* _Provided records_:

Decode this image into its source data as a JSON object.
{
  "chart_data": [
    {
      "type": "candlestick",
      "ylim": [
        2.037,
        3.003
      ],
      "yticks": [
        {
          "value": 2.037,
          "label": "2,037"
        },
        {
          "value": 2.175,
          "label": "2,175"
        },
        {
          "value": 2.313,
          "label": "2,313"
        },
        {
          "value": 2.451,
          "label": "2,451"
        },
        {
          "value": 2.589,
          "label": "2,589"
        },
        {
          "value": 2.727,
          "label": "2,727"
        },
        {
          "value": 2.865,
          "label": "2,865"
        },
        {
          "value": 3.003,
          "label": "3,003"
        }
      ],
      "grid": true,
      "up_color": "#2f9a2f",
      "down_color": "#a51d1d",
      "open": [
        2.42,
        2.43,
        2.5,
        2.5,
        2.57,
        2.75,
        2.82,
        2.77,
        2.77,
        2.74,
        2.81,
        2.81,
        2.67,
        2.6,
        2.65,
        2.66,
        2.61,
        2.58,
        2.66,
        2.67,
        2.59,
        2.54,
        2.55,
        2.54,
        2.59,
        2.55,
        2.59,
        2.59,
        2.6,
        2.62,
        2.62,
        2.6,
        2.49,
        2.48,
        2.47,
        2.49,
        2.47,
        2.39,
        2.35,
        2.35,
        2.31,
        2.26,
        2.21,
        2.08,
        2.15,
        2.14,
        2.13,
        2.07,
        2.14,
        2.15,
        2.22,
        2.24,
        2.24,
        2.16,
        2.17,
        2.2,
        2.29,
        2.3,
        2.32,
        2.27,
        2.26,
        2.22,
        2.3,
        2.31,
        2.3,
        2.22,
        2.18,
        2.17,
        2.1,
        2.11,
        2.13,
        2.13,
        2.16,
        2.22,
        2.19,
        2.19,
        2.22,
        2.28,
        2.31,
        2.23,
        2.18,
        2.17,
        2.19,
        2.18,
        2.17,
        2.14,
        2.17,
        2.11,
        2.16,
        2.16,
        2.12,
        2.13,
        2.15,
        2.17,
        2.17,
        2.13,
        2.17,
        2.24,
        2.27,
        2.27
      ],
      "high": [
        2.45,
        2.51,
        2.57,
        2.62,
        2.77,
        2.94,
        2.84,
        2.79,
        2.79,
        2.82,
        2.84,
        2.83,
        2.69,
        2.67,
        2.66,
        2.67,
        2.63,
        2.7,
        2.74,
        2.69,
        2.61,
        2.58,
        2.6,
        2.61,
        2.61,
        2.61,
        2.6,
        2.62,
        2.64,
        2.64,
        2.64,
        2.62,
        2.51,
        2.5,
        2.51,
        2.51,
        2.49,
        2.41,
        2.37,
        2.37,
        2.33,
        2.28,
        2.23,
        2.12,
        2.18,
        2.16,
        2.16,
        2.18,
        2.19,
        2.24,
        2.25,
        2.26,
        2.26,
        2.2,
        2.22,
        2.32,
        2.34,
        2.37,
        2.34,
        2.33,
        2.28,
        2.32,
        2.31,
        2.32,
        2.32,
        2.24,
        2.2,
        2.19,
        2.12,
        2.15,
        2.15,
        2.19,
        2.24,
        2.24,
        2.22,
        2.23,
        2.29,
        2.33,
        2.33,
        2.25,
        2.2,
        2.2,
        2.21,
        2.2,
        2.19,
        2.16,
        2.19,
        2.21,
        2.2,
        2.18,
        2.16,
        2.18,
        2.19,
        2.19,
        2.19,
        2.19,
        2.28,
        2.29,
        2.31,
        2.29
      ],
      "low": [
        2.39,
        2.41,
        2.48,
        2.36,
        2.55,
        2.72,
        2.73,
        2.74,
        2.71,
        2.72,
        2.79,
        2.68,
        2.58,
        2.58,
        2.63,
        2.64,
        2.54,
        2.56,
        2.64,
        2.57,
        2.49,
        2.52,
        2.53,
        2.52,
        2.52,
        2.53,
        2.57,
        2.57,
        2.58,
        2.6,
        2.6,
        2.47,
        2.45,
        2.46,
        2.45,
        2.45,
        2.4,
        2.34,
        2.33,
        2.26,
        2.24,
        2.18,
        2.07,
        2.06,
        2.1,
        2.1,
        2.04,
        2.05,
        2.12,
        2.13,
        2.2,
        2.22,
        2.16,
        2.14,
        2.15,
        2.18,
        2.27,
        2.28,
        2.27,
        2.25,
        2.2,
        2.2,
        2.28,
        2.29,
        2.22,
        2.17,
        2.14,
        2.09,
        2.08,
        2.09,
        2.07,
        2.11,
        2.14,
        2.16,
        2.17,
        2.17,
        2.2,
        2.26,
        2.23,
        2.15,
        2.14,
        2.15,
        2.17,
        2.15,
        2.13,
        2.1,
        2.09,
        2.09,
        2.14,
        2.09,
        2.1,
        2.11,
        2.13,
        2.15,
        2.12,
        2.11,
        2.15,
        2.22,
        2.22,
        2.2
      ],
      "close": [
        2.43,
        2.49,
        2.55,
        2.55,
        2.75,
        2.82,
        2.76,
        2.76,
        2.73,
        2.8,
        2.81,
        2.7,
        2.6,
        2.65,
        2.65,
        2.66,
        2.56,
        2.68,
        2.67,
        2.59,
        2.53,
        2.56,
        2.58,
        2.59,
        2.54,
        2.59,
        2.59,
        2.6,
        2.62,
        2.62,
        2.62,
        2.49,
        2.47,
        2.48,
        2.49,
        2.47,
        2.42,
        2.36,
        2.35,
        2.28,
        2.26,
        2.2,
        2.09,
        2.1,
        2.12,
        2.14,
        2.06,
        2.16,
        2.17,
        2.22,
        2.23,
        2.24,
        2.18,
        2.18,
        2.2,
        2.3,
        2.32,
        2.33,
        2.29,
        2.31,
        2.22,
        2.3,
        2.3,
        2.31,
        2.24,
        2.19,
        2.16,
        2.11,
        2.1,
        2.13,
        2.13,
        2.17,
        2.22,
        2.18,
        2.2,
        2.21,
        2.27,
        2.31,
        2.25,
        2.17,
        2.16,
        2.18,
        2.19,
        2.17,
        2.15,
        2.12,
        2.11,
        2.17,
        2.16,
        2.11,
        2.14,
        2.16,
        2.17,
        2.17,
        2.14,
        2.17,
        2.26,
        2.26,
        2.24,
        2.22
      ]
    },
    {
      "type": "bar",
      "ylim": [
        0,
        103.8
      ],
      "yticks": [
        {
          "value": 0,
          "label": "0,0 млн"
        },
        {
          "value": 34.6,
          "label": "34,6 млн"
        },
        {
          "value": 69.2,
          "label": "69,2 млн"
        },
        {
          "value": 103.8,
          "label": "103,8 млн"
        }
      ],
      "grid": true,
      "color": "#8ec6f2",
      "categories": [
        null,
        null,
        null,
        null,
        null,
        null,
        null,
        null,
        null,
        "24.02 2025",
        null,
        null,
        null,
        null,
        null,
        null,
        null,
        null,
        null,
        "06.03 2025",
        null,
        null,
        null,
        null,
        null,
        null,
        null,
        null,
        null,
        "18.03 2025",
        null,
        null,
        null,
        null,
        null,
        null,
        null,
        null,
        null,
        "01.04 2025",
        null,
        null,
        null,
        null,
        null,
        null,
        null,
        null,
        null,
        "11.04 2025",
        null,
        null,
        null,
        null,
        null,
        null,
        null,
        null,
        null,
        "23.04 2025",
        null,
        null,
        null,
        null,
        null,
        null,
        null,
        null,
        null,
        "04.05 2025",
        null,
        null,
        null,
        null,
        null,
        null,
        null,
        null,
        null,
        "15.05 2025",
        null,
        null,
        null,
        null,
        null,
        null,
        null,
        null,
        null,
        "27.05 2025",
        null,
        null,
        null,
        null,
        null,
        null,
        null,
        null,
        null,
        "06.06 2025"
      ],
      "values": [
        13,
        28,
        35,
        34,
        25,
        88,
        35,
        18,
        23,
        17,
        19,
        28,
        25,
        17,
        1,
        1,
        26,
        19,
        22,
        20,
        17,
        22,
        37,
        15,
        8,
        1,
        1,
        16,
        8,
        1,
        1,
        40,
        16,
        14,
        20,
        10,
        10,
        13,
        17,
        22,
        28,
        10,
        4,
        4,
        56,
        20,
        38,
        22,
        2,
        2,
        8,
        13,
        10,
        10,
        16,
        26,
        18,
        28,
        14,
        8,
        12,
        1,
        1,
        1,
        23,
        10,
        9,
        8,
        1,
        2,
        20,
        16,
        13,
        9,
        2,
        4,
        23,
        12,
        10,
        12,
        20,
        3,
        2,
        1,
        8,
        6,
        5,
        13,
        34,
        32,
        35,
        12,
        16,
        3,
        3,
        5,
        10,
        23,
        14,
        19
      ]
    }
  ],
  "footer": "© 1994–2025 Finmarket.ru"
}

* _Exercise details_:
Within the data above, count the lines that contain the string "label"; the reply is the number alone.

* _Response to this exercise_:
12